→ **Work order A**
In the Swift serial port discussion, why does the reply suggest defining the parameters as local variables? Answer in one sentence.
→ **Work order B**
Summarize the Swift serial port discussion in two sentences.
→ **Work order C**
Write a continuation of the Swift serial port discussion, picking up from where it stops.

→ **Extract to read**
◇ ◇ ◇ ◇ ◇

I'm trying to understand IOKit and how it allows me to access serial ports in a Swift program.

The class I'm manipulating at the moment is as follows:

import Foundation

import Cocoa

import IOKit.serial.IOSerialKeys



class Serial {

    init() {
    }

    @IBOutlet var serialListPullDown : NSPopUpButton!

    func refreshSerialList(defaultprompt: String) {


        // remove everything from the pull down list
        serialListPullDown?.removeAllItems()

        // ask for all the serial ports
        IOServiceGetMatchingServices(kIOMasterPortDefault, IOServiceMatching(kIOSerialBSDServiceValue), io_iterator_t)

    }
}

Based on what I've read I think I've setup IOServiceMatchingServices correctly but I'm getting several errors such as "Expected member name or constructor call after type name" and "'o_iterator_t.Type' is not convertible to 'UnsafeMutualPointer'"

What does this mean?

A few different issues going on in there -- let's get your imports squared away first. It looks like you need these two:

import IOKit
import IOKit.serial

For the parameters, it'll be easier to see what we're working with if we define them as local variables, like so:

// this one's easy, just grabbing a constant from IOKit.serial
let masterPort: mach_port_t = kIOMasterPortDefault
// here we get back an Unmanaged<CFMutableDictionary> and need to convert it to
// a CFDictionary using takeRetainedValue()

◇ ◇ ◇ ◇ ◇

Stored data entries
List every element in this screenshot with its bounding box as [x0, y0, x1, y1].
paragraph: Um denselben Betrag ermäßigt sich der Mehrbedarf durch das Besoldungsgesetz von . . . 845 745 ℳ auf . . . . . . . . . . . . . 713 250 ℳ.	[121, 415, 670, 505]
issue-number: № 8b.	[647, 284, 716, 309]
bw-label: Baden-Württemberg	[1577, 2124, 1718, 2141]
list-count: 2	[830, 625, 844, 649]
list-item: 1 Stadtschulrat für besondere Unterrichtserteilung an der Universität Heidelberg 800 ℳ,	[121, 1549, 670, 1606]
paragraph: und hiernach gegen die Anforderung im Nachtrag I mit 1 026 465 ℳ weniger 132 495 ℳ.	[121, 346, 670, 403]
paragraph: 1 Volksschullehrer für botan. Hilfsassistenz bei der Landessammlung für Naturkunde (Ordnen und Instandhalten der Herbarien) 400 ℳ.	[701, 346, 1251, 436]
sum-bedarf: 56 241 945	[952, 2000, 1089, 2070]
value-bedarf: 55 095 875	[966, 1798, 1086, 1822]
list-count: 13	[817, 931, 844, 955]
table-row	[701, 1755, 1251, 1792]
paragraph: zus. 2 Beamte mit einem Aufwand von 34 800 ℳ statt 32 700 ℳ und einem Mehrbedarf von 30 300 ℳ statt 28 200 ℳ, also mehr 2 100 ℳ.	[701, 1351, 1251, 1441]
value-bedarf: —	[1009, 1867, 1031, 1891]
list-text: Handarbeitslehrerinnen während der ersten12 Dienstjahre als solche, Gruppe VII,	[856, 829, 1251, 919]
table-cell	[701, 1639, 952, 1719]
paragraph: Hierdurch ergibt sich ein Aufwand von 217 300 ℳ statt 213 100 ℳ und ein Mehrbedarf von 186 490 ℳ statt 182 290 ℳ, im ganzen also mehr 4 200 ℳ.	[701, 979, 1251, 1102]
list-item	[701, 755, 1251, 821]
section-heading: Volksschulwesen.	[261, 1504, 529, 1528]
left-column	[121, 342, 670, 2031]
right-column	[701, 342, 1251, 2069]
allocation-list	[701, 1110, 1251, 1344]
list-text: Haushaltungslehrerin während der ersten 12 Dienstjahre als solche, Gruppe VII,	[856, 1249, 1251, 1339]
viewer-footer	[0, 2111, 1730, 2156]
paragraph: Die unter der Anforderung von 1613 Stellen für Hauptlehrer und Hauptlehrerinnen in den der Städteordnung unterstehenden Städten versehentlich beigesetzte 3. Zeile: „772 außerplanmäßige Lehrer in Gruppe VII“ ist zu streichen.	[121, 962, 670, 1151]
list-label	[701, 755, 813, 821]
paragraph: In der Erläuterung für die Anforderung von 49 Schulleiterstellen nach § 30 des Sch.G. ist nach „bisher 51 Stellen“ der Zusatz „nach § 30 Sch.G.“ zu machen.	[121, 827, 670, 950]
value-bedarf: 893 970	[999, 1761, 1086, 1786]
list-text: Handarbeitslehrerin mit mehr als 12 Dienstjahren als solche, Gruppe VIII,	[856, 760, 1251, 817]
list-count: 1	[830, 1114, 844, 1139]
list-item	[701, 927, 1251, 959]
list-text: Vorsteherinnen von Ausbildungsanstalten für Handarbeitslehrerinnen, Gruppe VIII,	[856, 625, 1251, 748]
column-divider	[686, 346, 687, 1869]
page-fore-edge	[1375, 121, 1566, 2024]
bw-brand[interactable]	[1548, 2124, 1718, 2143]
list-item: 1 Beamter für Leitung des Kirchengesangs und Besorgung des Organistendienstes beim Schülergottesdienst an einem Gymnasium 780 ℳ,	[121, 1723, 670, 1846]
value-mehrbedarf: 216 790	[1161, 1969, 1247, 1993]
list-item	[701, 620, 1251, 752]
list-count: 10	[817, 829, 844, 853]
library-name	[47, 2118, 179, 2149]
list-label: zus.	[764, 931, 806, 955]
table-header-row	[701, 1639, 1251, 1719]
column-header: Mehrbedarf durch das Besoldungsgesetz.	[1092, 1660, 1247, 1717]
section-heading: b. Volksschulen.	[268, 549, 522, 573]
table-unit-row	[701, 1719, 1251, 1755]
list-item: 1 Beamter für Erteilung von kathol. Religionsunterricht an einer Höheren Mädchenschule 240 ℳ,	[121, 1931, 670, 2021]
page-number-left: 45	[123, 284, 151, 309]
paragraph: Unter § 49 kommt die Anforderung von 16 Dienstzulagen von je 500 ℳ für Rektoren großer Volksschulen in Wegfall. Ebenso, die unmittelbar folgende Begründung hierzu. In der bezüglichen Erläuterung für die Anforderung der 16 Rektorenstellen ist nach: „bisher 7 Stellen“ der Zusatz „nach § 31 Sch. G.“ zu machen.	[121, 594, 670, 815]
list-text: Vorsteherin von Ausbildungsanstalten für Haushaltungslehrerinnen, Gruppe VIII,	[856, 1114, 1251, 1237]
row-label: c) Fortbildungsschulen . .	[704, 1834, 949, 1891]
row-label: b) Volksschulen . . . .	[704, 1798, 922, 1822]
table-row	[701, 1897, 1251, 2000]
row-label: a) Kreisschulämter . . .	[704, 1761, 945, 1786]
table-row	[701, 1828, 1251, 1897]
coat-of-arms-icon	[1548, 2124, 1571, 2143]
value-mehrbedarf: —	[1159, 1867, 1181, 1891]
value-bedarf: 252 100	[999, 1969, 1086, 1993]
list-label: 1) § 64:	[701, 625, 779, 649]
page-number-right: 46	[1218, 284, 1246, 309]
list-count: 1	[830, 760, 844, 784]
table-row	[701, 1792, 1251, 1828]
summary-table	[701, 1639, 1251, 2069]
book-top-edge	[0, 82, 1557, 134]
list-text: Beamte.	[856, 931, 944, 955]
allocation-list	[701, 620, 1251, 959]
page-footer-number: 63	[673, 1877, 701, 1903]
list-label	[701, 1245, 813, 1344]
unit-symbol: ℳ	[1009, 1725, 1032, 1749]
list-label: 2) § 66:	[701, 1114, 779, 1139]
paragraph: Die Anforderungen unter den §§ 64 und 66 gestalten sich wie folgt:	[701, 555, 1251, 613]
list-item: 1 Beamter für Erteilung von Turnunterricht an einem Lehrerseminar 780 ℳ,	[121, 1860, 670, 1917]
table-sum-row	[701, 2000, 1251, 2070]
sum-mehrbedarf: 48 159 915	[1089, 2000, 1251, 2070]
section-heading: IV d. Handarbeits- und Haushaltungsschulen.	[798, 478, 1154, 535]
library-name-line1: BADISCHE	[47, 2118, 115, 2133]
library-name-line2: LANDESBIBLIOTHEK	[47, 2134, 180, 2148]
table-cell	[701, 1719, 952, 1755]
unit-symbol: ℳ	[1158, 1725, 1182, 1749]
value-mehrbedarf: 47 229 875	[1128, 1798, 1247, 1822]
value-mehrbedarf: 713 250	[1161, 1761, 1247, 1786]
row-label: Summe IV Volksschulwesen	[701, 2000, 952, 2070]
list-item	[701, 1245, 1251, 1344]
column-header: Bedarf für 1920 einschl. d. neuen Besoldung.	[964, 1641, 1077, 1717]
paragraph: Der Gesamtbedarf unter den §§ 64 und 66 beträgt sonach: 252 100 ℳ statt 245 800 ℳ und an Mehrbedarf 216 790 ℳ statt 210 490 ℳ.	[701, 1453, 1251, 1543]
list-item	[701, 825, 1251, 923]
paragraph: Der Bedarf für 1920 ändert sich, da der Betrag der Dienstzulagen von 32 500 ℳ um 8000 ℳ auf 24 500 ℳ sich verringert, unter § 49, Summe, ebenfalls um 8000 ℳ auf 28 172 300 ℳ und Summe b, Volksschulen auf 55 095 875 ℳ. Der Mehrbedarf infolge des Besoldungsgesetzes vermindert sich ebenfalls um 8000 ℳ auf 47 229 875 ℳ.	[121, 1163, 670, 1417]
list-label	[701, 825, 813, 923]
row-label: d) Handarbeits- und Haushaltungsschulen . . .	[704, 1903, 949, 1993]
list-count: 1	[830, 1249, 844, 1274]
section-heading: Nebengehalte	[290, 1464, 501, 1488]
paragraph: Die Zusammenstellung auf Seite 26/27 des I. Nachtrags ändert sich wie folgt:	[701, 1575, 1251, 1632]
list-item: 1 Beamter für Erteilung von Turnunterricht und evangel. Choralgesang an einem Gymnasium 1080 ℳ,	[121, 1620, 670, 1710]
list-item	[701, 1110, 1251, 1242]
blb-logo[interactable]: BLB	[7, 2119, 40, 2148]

◇ ◇ ◇ ◇ ◇

→ **Answer area A**
It suggests this because it will make it easier to see what is being worked with.

→ **Answer area B**
Someone trying to use IOKit to access serial ports in a Swift program shares a class whose call to IOServiceGetMatchingServices produces errors such as "Expected member name or constructor call after type name" and asks what they mean. The reply first sorts out the imports, calling for IOKit and IOKit.serial, and then begins defining the call's parameters as local variables, starting with the master port set to kIOMasterPortDefault.

→ **Answer area C**
let classesToMatch: CFDictionary = IOServiceMatching(kIOSerialBSDServiceValue).takeRetainedValue()
// the iterator that will contain the results of IOServiceGetMatchingServices
var matchingServices: io_iterator_t = 0

And lastly, you call the method:

// note that the last parameter is an UnsafeMutablePointer<io_iterator_t>
// so we need to prefix matchingServices with an ampersand (&)
let kernResult = IOServiceGetMatchingServices(masterPort, classesToMatch, &matchingServices)
if kernResult == KERN_SUCCESS {
    // success
} else {
    // error
}

This feels pretty near the edge of what Swift can handle right now -- definitely read these two pages well before going further:

Lastly, make sure you can get into the converted Swift declarations for the IOKit framework. There are a lot of useful comments and you'll be able to see which parameters and return values are unmanaged or pointers (since I don't think this framework's official documentation has been updated yet).